What needs to be done ▸
Select each line where the word "avšak" appears.

Recorded data
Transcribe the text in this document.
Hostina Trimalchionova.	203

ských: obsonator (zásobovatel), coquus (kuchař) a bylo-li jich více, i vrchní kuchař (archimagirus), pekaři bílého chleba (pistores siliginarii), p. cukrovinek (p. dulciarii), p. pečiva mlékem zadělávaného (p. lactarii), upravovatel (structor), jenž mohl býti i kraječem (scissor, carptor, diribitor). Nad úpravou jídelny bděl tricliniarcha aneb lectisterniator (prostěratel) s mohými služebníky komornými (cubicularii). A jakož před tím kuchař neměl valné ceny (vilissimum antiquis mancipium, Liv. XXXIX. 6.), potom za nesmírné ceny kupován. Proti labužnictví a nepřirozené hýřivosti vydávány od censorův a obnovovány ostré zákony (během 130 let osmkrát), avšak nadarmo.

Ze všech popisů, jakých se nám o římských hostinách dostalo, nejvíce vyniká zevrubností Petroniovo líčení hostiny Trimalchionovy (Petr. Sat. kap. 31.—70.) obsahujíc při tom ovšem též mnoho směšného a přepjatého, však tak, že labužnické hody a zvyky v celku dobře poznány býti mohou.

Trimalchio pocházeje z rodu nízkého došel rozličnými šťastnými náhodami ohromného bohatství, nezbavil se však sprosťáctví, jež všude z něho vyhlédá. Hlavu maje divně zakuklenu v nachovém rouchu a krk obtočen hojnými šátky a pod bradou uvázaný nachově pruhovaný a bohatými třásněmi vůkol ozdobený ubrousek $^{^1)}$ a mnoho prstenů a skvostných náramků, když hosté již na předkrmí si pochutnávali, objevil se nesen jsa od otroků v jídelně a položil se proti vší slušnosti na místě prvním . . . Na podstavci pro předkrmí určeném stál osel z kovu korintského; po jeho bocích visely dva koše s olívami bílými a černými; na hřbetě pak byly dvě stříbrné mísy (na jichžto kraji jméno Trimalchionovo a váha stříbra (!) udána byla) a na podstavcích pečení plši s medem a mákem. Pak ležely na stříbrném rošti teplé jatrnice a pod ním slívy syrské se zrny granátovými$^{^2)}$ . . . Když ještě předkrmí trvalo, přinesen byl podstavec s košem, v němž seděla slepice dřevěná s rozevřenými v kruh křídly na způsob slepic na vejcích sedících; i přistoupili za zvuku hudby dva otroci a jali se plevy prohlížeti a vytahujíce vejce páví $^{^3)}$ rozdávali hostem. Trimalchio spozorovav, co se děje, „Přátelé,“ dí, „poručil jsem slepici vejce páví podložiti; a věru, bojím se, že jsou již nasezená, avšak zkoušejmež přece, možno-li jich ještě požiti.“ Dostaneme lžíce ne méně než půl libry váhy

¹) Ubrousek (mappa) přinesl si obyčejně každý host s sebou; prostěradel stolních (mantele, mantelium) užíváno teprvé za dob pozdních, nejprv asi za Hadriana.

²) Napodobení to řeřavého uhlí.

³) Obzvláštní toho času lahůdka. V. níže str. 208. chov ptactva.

Written solution ▸
ských: obsonator (zásobovatel), coquus (kuchař) a bylo-li jich více, i vrchní kuchař (archimagirus), pekaři bílého chleba (pistores siliginarii), p. cukrovinek (p. dulciarii), p. pečiva mlékem zadělávaného (p. lactarii), upravovatel (structor), jenž mohl býti i kraječem (scissor, carptor, diribitor). Nad úpravou jídelny bděl tricliniarcha aneb lectisterniator (prostěratel) s mohými služebníky komornými (cubicularii). A jakož před tím kuchař neměl valné ceny (vilissimum antiquis mancipium, Liv. XXXIX. 6.), potom za nesmírné ceny kupován. Proti labužnictví a nepřirozené hýřivosti vydávány od censorův a obnovovány ostré zákony (během 130 let osmkrát), avšak nadarmo.
Trimalchio pocházeje z rodu nízkého došel rozličnými šťastnými náhodami ohromného bohatství, nezbavil se však sprosťáctví, jež všude z něho vyhlédá. Hlavu maje divně zakuklenu v nachovém rouchu a krk obtočen hojnými šátky a pod bradou uvázaný nachově pruhovaný a bohatými třásněmi vůkol ozdobený ubrousek $^{^1)}$ a mnoho prstenů a skvostných náramků, když hosté již na předkrmí si pochutnávali, objevil se nesen jsa od otroků v jídelně a položil se proti vší slušnosti na místě prvním . . . Na podstavci pro předkrmí určeném stál osel z kovu korintského; po jeho bocích visely dva koše s olívami bílými a černými; na hřbetě pak byly dvě stříbrné mísy (na jichžto kraji jméno Trimalchionovo a váha stříbra (!) udána byla) a na podstavcích pečení plši s medem a mákem. Pak ležely na stříbrném rošti teplé jatrnice a pod ním slívy syrské se zrny granátovými$^{^2)}$ . . . Když ještě předkrmí trvalo, přinesen byl podstavec s košem, v němž seděla slepice dřevěná s rozevřenými v kruh křídly na způsob slepic na vejcích sedících; i přistoupili za zvuku hudby dva otroci a jali se plevy prohlížeti a vytahujíce vejce páví $^{^3)}$ rozdávali hostem. Trimalchio spozorovav, co se děje, „Přátelé,“ dí, „poručil jsem slepici vejce páví podložiti; a věru, bojím se, že jsou již nasezená, avšak zkoušejmež přece, možno-li jich ještě požiti.“ Dostaneme lžíce ne méně než půl libry váhy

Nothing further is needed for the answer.